Given task =
Output all lines exactly, with nothing added or dropped.

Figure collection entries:
__________________________________________________

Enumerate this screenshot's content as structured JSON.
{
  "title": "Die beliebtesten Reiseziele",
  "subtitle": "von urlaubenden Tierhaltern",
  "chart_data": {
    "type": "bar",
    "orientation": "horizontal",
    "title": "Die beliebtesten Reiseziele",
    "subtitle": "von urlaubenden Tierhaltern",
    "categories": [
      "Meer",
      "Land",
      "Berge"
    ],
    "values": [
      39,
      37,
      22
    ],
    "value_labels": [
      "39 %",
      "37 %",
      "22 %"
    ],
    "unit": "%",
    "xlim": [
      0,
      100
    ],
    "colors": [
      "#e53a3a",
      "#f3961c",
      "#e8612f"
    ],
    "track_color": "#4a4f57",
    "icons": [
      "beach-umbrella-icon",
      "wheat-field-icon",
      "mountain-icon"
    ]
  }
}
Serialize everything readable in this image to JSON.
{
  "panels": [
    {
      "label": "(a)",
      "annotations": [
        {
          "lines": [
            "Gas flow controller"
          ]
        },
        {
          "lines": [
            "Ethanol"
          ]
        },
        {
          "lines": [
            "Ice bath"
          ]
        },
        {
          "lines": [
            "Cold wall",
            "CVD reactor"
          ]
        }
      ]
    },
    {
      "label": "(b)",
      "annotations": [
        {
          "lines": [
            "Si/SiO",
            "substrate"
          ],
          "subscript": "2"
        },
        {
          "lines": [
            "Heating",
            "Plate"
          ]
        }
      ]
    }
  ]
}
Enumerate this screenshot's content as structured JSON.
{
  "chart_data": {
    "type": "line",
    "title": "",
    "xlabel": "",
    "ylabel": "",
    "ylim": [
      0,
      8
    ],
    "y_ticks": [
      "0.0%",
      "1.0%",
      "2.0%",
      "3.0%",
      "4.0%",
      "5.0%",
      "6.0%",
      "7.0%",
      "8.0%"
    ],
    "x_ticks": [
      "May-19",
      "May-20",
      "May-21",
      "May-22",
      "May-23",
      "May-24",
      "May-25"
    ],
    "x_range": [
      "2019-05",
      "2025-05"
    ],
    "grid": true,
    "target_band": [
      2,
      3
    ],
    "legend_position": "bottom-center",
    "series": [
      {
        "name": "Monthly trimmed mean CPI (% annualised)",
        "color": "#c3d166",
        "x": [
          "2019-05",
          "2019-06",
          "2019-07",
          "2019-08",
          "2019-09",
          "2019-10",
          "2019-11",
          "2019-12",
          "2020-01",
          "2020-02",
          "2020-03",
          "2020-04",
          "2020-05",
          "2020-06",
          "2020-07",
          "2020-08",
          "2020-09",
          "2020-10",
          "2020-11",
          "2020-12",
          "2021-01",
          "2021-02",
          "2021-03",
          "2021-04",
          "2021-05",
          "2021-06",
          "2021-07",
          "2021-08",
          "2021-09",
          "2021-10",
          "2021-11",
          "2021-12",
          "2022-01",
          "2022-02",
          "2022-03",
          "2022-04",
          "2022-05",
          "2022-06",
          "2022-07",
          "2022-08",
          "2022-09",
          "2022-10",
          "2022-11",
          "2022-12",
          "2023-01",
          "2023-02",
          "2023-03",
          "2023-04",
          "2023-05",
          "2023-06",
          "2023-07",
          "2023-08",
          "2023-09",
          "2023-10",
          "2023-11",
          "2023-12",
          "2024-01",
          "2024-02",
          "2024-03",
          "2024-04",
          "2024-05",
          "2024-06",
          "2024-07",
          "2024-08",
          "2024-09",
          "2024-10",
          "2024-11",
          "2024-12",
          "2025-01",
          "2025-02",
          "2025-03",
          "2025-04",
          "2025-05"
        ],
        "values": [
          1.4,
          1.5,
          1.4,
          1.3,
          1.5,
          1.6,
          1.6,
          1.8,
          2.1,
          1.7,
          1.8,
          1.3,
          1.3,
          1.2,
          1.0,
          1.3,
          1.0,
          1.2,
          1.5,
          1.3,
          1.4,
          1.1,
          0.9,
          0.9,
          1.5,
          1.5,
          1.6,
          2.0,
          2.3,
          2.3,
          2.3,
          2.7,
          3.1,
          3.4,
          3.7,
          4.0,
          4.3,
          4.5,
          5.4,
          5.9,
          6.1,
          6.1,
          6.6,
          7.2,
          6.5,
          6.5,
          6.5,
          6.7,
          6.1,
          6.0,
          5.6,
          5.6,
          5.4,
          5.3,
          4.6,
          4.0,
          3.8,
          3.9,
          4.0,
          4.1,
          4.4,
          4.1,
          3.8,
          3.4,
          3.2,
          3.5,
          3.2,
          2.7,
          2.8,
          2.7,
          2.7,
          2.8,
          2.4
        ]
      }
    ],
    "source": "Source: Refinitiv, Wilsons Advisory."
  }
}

__________________________________________________

Final result =
Enumerate this screenshot's content as structured JSON.
{
  "title": "Die beliebtesten Reiseziele",
  "subtitle": "von urlaubenden Tierhaltern",
  "chart_data": {
    "type": "bar",
    "orientation": "horizontal",
    "title": "Die beliebtesten Reiseziele",
    "subtitle": "von urlaubenden Tierhaltern",
    "categories": [
      "Meer",
      "Land",
      "Berge"
    ],
    "values": [
      39,
      37,
      22
    ],
    "value_labels": [
      "39 %",
      "37 %",
      "22 %"
    ],
    "unit": "%",
    "xlim": [
      0,
      100
    ],
    "colors": [
      "#e53a3a",
      "#f3961c",
      "#e8612f"
    ],
    "track_color": "#4a4f57",
    "icons": [
      "beach-umbrella-icon",
      "wheat-field-icon",
      "mountain-icon"
    ]
  }
}
Serialize everything readable in this image to JSON.
{
  "panels": [
    {
      "label": "(a)",
      "annotations": [
        {
          "lines": [
            "Gas flow controller"
          ]
        },
        {
          "lines": [
            "Ethanol"
          ]
        },
        {
          "lines": [
            "Ice bath"
          ]
        },
        {
          "lines": [
            "Cold wall",
            "CVD reactor"
          ]
        }
      ]
    },
    {
      "label": "(b)",
      "annotations": [
        {
          "lines": [
            "Si/SiO",
            "substrate"
          ],
          "subscript": "2"
        },
        {
          "lines": [
            "Heating",
            "Plate"
          ]
        }
      ]
    }
  ]
}
Enumerate this screenshot's content as structured JSON.
{
  "chart_data": {
    "type": "line",
    "title": "",
    "xlabel": "",
    "ylabel": "",
    "ylim": [
      0,
      8
    ],
    "y_ticks": [
      "0.0%",
      "1.0%",
      "2.0%",
      "3.0%",
      "4.0%",
      "5.0%",
      "6.0%",
      "7.0%",
      "8.0%"
    ],
    "x_ticks": [
      "May-19",
      "May-20",
      "May-21",
      "May-22",
      "May-23",
      "May-24",
      "May-25"
    ],
    "x_range": [
      "2019-05",
      "2025-05"
    ],
    "grid": true,
    "target_band": [
      2,
      3
    ],
    "legend_position": "bottom-center",
    "series": [
      {
        "name": "Monthly trimmed mean CPI (% annualised)",
        "color": "#c3d166",
        "x": [
          "2019-05",
          "2019-06",
          "2019-07",
          "2019-08",
          "2019-09",
          "2019-10",
          "2019-11",
          "2019-12",
          "2020-01",
          "2020-02",
          "2020-03",
          "2020-04",
          "2020-05",
          "2020-06",
          "2020-07",
          "2020-08",
          "2020-09",
          "2020-10",
          "2020-11",
          "2020-12",
          "2021-01",
          "2021-02",
          "2021-03",
          "2021-04",
          "2021-05",
          "2021-06",
          "2021-07",
          "2021-08",
          "2021-09",
          "2021-10",
          "2021-11",
          "2021-12",
          "2022-01",
          "2022-02",
          "2022-03",
          "2022-04",
          "2022-05",
          "2022-06",
          "2022-07",
          "2022-08",
          "2022-09",
          "2022-10",
          "2022-11",
          "2022-12",
          "2023-01",
          "2023-02",
          "2023-03",
          "2023-04",
          "2023-05",
          "2023-06",
          "2023-07",
          "2023-08",
          "2023-09",
          "2023-10",
          "2023-11",
          "2023-12",
          "2024-01",
          "2024-02",
          "2024-03",
          "2024-04",
          "2024-05",
          "2024-06",
          "2024-07",
          "2024-08",
          "2024-09",
          "2024-10",
          "2024-11",
          "2024-12",
          "2025-01",
          "2025-02",
          "2025-03",
          "2025-04",
          "2025-05"
        ],
        "values": [
          1.4,
          1.5,
          1.4,
          1.3,
          1.5,
          1.6,
          1.6,
          1.8,
          2.1,
          1.7,
          1.8,
          1.3,
          1.3,
          1.2,
          1.0,
          1.3,
          1.0,
          1.2,
          1.5,
          1.3,
          1.4,
          1.1,
          0.9,
          0.9,
          1.5,
          1.5,
          1.6,
          2.0,
          2.3,
          2.3,
          2.3,
          2.7,
          3.1,
          3.4,
          3.7,
          4.0,
          4.3,
          4.5,
          5.4,
          5.9,
          6.1,
          6.1,
          6.6,
          7.2,
          6.5,
          6.5,
          6.5,
          6.7,
          6.1,
          6.0,
          5.6,
          5.6,
          5.4,
          5.3,
          4.6,
          4.0,
          3.8,
          3.9,
          4.0,
          4.1,
          4.4,
          4.1,
          3.8,
          3.4,
          3.2,
          3.5,
          3.2,
          2.7,
          2.8,
          2.7,
          2.7,
          2.8,
          2.4
        ]
      }
    ],
    "source": "Source: Refinitiv, Wilsons Advisory."
  }
}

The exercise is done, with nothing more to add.